=== EXERCISE DETAILS ===
Here are some records; return them all exactly.
start EXERCISE DATA
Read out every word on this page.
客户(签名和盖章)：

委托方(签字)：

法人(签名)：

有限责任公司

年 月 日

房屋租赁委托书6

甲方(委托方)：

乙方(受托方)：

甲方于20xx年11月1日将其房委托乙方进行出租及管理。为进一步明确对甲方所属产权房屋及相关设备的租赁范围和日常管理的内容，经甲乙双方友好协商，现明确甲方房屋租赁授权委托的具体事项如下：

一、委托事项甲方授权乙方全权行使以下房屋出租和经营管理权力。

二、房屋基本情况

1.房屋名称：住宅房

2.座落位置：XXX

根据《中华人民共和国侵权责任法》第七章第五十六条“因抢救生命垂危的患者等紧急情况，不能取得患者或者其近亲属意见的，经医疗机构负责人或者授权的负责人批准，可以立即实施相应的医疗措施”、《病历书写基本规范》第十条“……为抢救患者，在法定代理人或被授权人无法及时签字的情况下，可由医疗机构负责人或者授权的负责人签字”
end EXERCISE DATA
=== WRITTEN RESPONSE ===
Read out every word on this page.
客户(签名和盖章)：

委托方(签字)：

法人(签名)：

有限责任公司

年 月 日

房屋租赁委托书6

甲方(委托方)：

乙方(受托方)：

甲方于20xx年11月1日将其房委托乙方进行出租及管理。为进一步明确对甲方所属产权房屋及相关设备的租赁范围和日常管理的内容，经甲乙双方友好协商，现明确甲方房屋租赁授权委托的具体事项如下：

一、委托事项甲方授权乙方全权行使以下房屋出租和经营管理权力。

二、房屋基本情况

1.房屋名称：住宅房

2.座落位置：XXX

根据《中华人民共和国侵权责任法》第七章第五十六条“因抢救生命垂危的患者等紧急情况，不能取得患者或者其近亲属意见的，经医疗机构负责人或者授权的负责人批准，可以立即实施相应的医疗措施”、《病历书写基本规范》第十条“……为抢救患者，在法定代理人或被授权人无法及时签字的情况下，可由医疗机构负责人或者授权的负责人签字”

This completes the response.